• _Task goal_
Present each line of the entries below that holds the word "type".

(Dataset records on visual material)
::::

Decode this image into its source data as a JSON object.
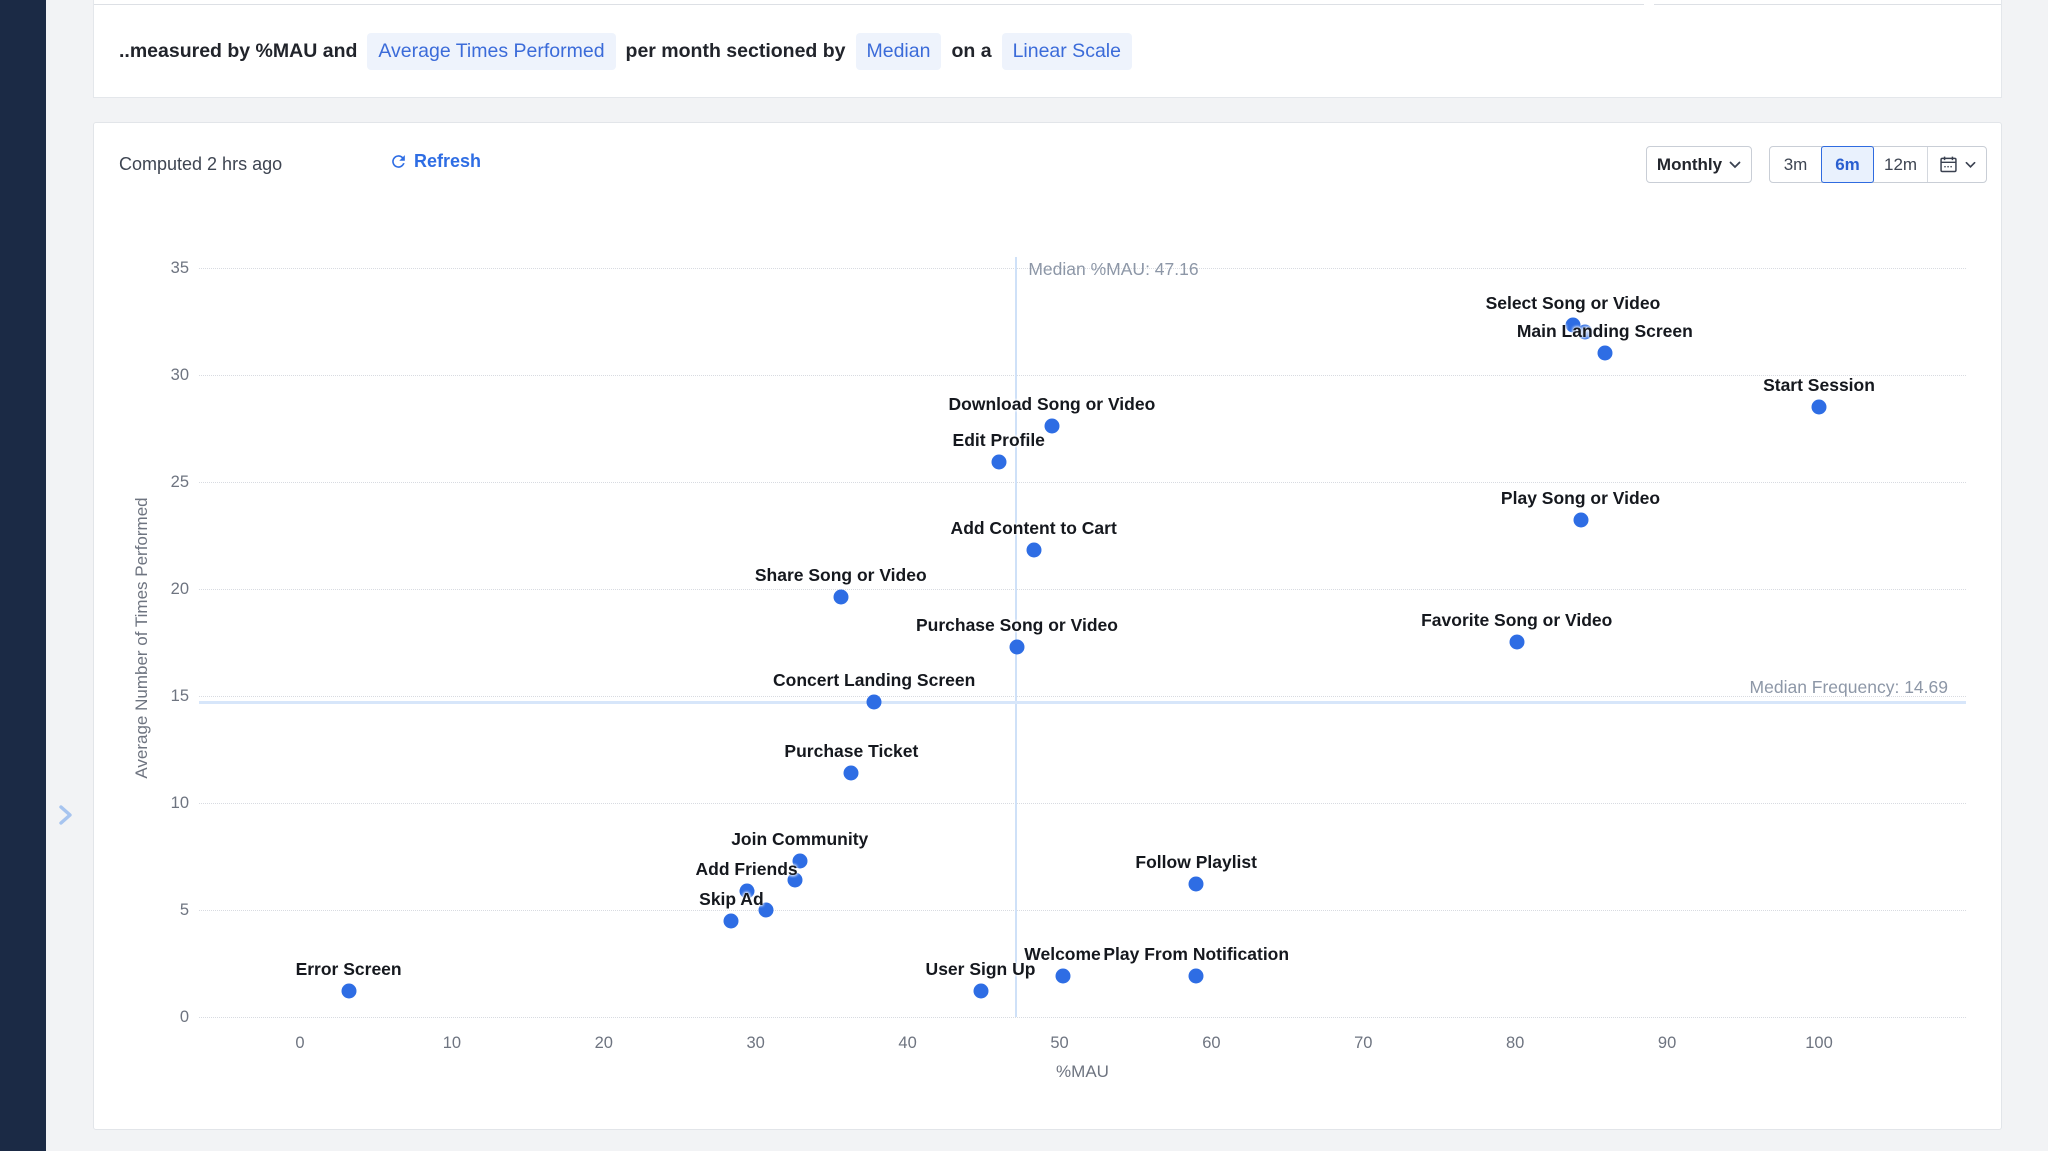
{
  "colors": {
    "accent": "#2e6de4",
    "sidebar": "#1b2a45",
    "background": "#f2f3f5",
    "point": "#2e6de4",
    "median_line": "#cfe1f8",
    "selected_range_bg": "#e9f1fd",
    "selected_range_border": "#2f6be0",
    "pill_bg": "#eef3fc",
    "pill_text": "#3b6bd9"
  },
  "icons": {
    "collapse_chevron": "chevron-right",
    "refresh": "refresh-circular-arrows",
    "granularity_caret": "chevron-down",
    "calendar": "calendar",
    "calendar_caret": "chevron-down"
  },
  "query_summary": {
    "prefix": "..measured by %MAU and",
    "measure_pill": "Average Times Performed",
    "mid1": "per month sectioned by",
    "section_pill": "Median",
    "mid2": "on a",
    "scale_pill": "Linear Scale"
  },
  "chart_card": {
    "computed_label": "Computed 2 hrs ago",
    "refresh_label": "Refresh",
    "granularity_label": "Monthly",
    "ranges": [
      "3m",
      "6m",
      "12m"
    ],
    "selected_range": "6m"
  },
  "chart_data": {
    "type": "scatter",
    "xlabel": "%MAU",
    "ylabel": "Average Number of Times Performed",
    "xlim": [
      0,
      109
    ],
    "ylim": [
      0,
      35
    ],
    "x_ticks": [
      0,
      10,
      20,
      30,
      40,
      50,
      60,
      70,
      80,
      90,
      100
    ],
    "y_ticks": [
      0,
      5,
      10,
      15,
      20,
      25,
      30,
      35
    ],
    "grid": "horizontal-dotted",
    "median_x": {
      "value": 47.16,
      "label": "Median %MAU: 47.16"
    },
    "median_y": {
      "value": 14.69,
      "label": "Median Frequency: 14.69"
    },
    "points": [
      {
        "label": "Select Song or Video",
        "x": 83.8,
        "y": 32.3
      },
      {
        "label": "",
        "x": 84.6,
        "y": 32.0
      },
      {
        "label": "Main Landing Screen",
        "x": 85.9,
        "y": 31.0
      },
      {
        "label": "Start Session",
        "x": 100.0,
        "y": 28.5
      },
      {
        "label": "Download Song or Video",
        "x": 49.5,
        "y": 27.6
      },
      {
        "label": "Edit Profile",
        "x": 46.0,
        "y": 25.9
      },
      {
        "label": "Play Song or Video",
        "x": 84.3,
        "y": 23.2
      },
      {
        "label": "Add Content to Cart",
        "x": 48.3,
        "y": 21.8
      },
      {
        "label": "Share Song or Video",
        "x": 35.6,
        "y": 19.6
      },
      {
        "label": "Favorite Song or Video",
        "x": 80.1,
        "y": 17.5
      },
      {
        "label": "Purchase Song or Video",
        "x": 47.2,
        "y": 17.3
      },
      {
        "label": "Concert Landing Screen",
        "x": 37.8,
        "y": 14.7
      },
      {
        "label": "Purchase Ticket",
        "x": 36.3,
        "y": 11.4
      },
      {
        "label": "Join Community",
        "x": 32.9,
        "y": 7.3
      },
      {
        "label": "",
        "x": 32.6,
        "y": 6.4
      },
      {
        "label": "Follow Playlist",
        "x": 59.0,
        "y": 6.2
      },
      {
        "label": "Add Friends",
        "x": 29.4,
        "y": 5.9
      },
      {
        "label": "",
        "x": 30.7,
        "y": 5.0
      },
      {
        "label": "Skip Ad",
        "x": 28.4,
        "y": 4.5
      },
      {
        "label": "Welcome",
        "x": 50.2,
        "y": 1.9
      },
      {
        "label": "Play From Notification",
        "x": 59.0,
        "y": 1.9
      },
      {
        "label": "User Sign Up",
        "x": 44.8,
        "y": 1.2
      },
      {
        "label": "Error Screen",
        "x": 3.2,
        "y": 1.2
      }
    ]
  }
}
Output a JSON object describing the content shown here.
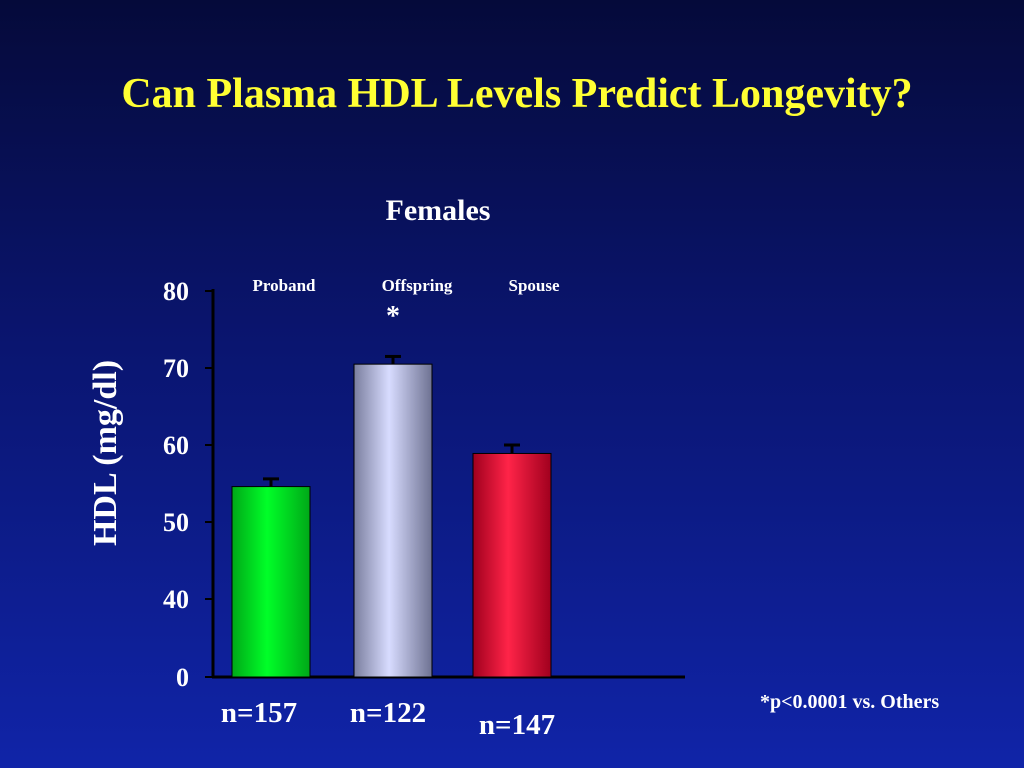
{
  "slide": {
    "title": "Can Plasma HDL Levels Predict Longevity?",
    "subtitle": "Females",
    "footnote": "*p<0.0001 vs. Others"
  },
  "colors": {
    "title": "#ffff33",
    "text": "#ffffff",
    "axis": "#000000",
    "background_top": "#050a3a",
    "background_bottom": "#1024a8"
  },
  "chart_data": {
    "type": "bar",
    "title": "Females",
    "ylabel": "HDL (mg/dl)",
    "xlabel": "",
    "categories": [
      "Proband",
      "Offspring",
      "Spouse"
    ],
    "values": [
      54.6,
      70.5,
      58.9
    ],
    "error": [
      1.0,
      1.0,
      1.1
    ],
    "n_labels": [
      "n=157",
      "n=122",
      "n=147"
    ],
    "significance": [
      "",
      "*",
      ""
    ],
    "bar_colors": [
      "#00ee22",
      "#c8ccff",
      "#ff1c44"
    ],
    "y_ticks": [
      0,
      40,
      50,
      60,
      70,
      80
    ],
    "ylim": [
      0,
      80
    ],
    "y_axis_break": true,
    "grid": false
  }
}
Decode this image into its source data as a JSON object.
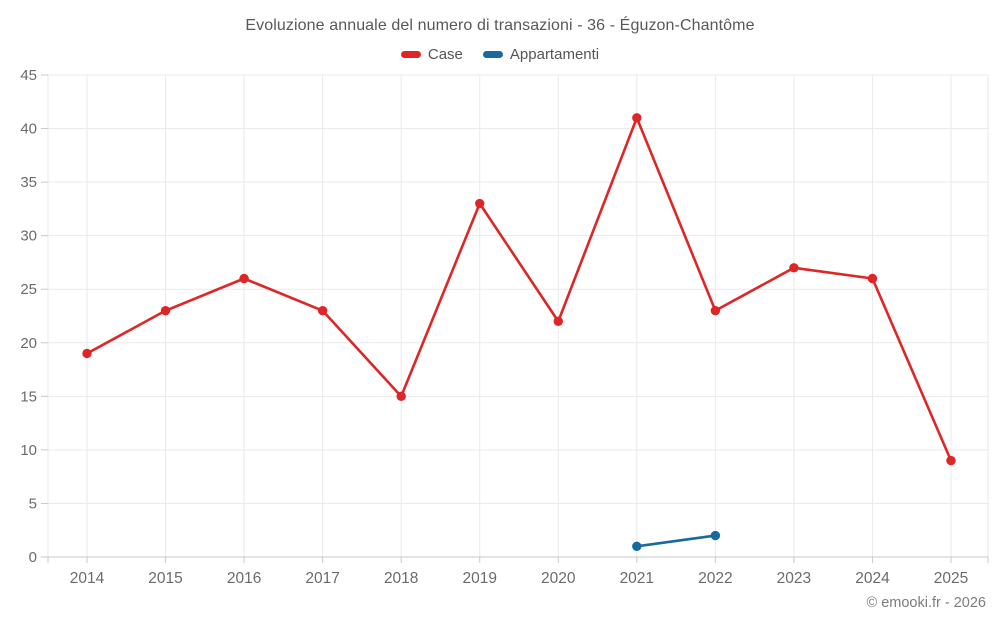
{
  "header": {
    "title": "Evoluzione annuale del numero di transazioni - 36 - Éguzon-Chantôme"
  },
  "footer": {
    "credit": "© emooki.fr - 2026"
  },
  "colors": {
    "case_red": "#de2626",
    "appartamenti_blue": "#17699e",
    "gridline": "#eaeaea",
    "axis_line": "#c9c9c9",
    "tick": "#c9c9c9",
    "axis_label": "#6b6b6b",
    "title_text": "#57585c",
    "legend_text": "#555558",
    "credit_text": "#7c7c7e"
  },
  "chart_data": {
    "type": "line",
    "title": "Evoluzione annuale del numero di transazioni - 36 - Éguzon-Chantôme",
    "categories": [
      "2014",
      "2015",
      "2016",
      "2017",
      "2018",
      "2019",
      "2020",
      "2021",
      "2022",
      "2023",
      "2024",
      "2025"
    ],
    "series": [
      {
        "name": "Case",
        "color": "#de2626",
        "values": [
          19,
          23,
          26,
          23,
          15,
          33,
          22,
          41,
          23,
          27,
          26,
          9
        ]
      },
      {
        "name": "Appartamenti",
        "color": "#17699e",
        "values": [
          null,
          null,
          null,
          null,
          null,
          null,
          null,
          1,
          2,
          null,
          null,
          null
        ]
      }
    ],
    "ylim": [
      0,
      45
    ],
    "yticks": [
      0,
      5,
      10,
      15,
      20,
      25,
      30,
      35,
      40,
      45
    ],
    "grid": true,
    "legend_position": "top",
    "marker": "circle"
  }
}
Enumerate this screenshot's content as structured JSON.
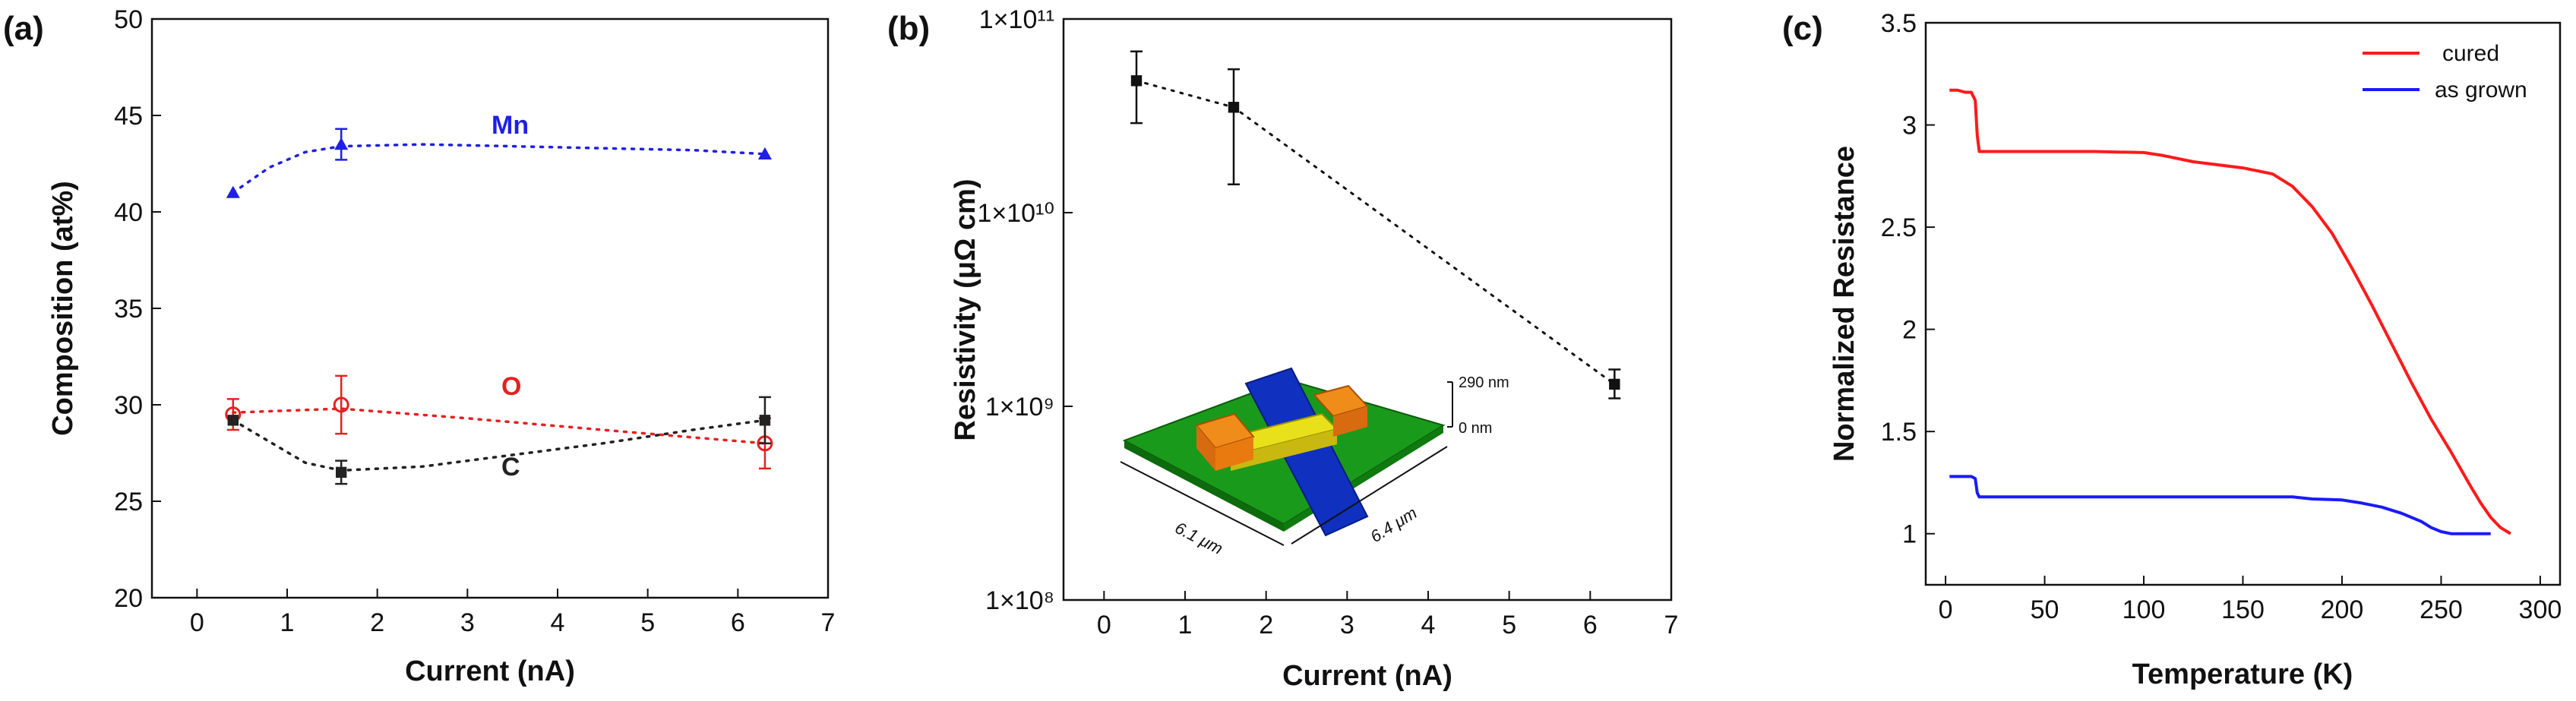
{
  "chart_data": [
    {
      "panel": "(a)",
      "type": "scatter",
      "xlabel": "Current (nA)",
      "ylabel": "Composition (at%)",
      "xlim": [
        -0.5,
        7
      ],
      "ylim": [
        20,
        50
      ],
      "xticks": [
        "0",
        "1",
        "2",
        "3",
        "4",
        "5",
        "6",
        "7"
      ],
      "yticks": [
        "20",
        "25",
        "30",
        "35",
        "40",
        "45",
        "50"
      ],
      "series": [
        {
          "name": "Mn",
          "color": "#1f1fe6",
          "marker": "triangle",
          "x": [
            0.4,
            1.6,
            6.3
          ],
          "y": [
            41,
            43.5,
            43
          ],
          "err": [
            0,
            0.8,
            0
          ],
          "fit": [
            [
              0.4,
              41
            ],
            [
              0.8,
              42.3
            ],
            [
              1.2,
              43.1
            ],
            [
              1.6,
              43.4
            ],
            [
              2.5,
              43.5
            ],
            [
              3.5,
              43.4
            ],
            [
              4.5,
              43.3
            ],
            [
              5.5,
              43.2
            ],
            [
              6.3,
              43
            ]
          ]
        },
        {
          "name": "O",
          "color": "#e62020",
          "marker": "circle",
          "x": [
            0.4,
            1.6,
            6.3
          ],
          "y": [
            29.5,
            30,
            28
          ],
          "err": [
            0.8,
            1.5,
            1.3
          ],
          "fit": [
            [
              0.4,
              29.6
            ],
            [
              1.6,
              29.8
            ],
            [
              3,
              29.3
            ],
            [
              4.5,
              28.7
            ],
            [
              6.3,
              28
            ]
          ]
        },
        {
          "name": "C",
          "color": "#222222",
          "marker": "square",
          "x": [
            0.4,
            1.6,
            6.3
          ],
          "y": [
            29.2,
            26.5,
            29.2
          ],
          "err": [
            0,
            0.6,
            1.2
          ],
          "fit": [
            [
              0.4,
              29.2
            ],
            [
              0.8,
              28.1
            ],
            [
              1.2,
              27
            ],
            [
              1.6,
              26.6
            ],
            [
              2.5,
              26.8
            ],
            [
              3.5,
              27.4
            ],
            [
              4.5,
              28
            ],
            [
              5.5,
              28.7
            ],
            [
              6.3,
              29.2
            ]
          ]
        }
      ]
    },
    {
      "panel": "(b)",
      "type": "scatter",
      "xlabel": "Current (nA)",
      "ylabel": "Resistivity (μΩ cm)",
      "yscale": "log",
      "xlim": [
        -0.5,
        7
      ],
      "ylim": [
        100000000,
        100000000000
      ],
      "xticks": [
        "0",
        "1",
        "2",
        "3",
        "4",
        "5",
        "6",
        "7"
      ],
      "yticks": [
        "1×10⁸",
        "1×10⁹",
        "1×10¹⁰",
        "1×10¹¹"
      ],
      "series": [
        {
          "name": "Resistivity",
          "color": "#111111",
          "marker": "square",
          "x": [
            0.4,
            1.6,
            6.3
          ],
          "y": [
            48000000000,
            35000000000,
            1300000000
          ],
          "err_low": [
            29000000000,
            14000000000,
            1100000000
          ],
          "err_high": [
            68000000000,
            55000000000,
            1550000000
          ]
        }
      ],
      "inset": {
        "z_top": "290 nm",
        "z_bottom": "0 nm",
        "width_label": "6.1 μm",
        "depth_label": "6.4 μm"
      }
    },
    {
      "panel": "(c)",
      "type": "line",
      "xlabel": "Temperature  (K)",
      "ylabel": "Normalized Resistance",
      "xlim": [
        -10,
        310
      ],
      "ylim": [
        0.75,
        3.5
      ],
      "xticks": [
        "0",
        "50",
        "100",
        "150",
        "200",
        "250",
        "300"
      ],
      "yticks": [
        "1",
        "1.5",
        "2",
        "2.5",
        "3",
        "3.5"
      ],
      "legend_position": "top-right",
      "series": [
        {
          "name": "cured",
          "color": "#ff1a1a",
          "x": [
            2,
            6,
            10,
            13,
            15,
            16,
            17,
            20,
            30,
            50,
            75,
            100,
            110,
            125,
            150,
            165,
            175,
            185,
            195,
            205,
            215,
            225,
            235,
            245,
            255,
            265,
            270,
            275,
            280,
            285
          ],
          "y": [
            3.17,
            3.17,
            3.16,
            3.16,
            3.12,
            2.95,
            2.87,
            2.87,
            2.87,
            2.87,
            2.87,
            2.865,
            2.85,
            2.82,
            2.79,
            2.76,
            2.7,
            2.6,
            2.47,
            2.3,
            2.12,
            1.93,
            1.74,
            1.56,
            1.4,
            1.23,
            1.15,
            1.08,
            1.03,
            1.0
          ]
        },
        {
          "name": "as grown",
          "color": "#1a1aff",
          "x": [
            2,
            6,
            10,
            13,
            15,
            16,
            17,
            20,
            50,
            100,
            150,
            175,
            185,
            200,
            210,
            220,
            230,
            240,
            245,
            250,
            255,
            260,
            270,
            275
          ],
          "y": [
            1.28,
            1.28,
            1.28,
            1.28,
            1.27,
            1.2,
            1.18,
            1.18,
            1.18,
            1.18,
            1.18,
            1.18,
            1.17,
            1.165,
            1.15,
            1.13,
            1.1,
            1.06,
            1.03,
            1.01,
            1.0,
            1.0,
            1.0,
            1.0
          ]
        }
      ]
    }
  ]
}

::::

• _Solution for this task_
    "type": "scatter",
    "type": "bar",
    "type": "line",
      "type": "scatter",
      "type": "scatter",
      "type": "line",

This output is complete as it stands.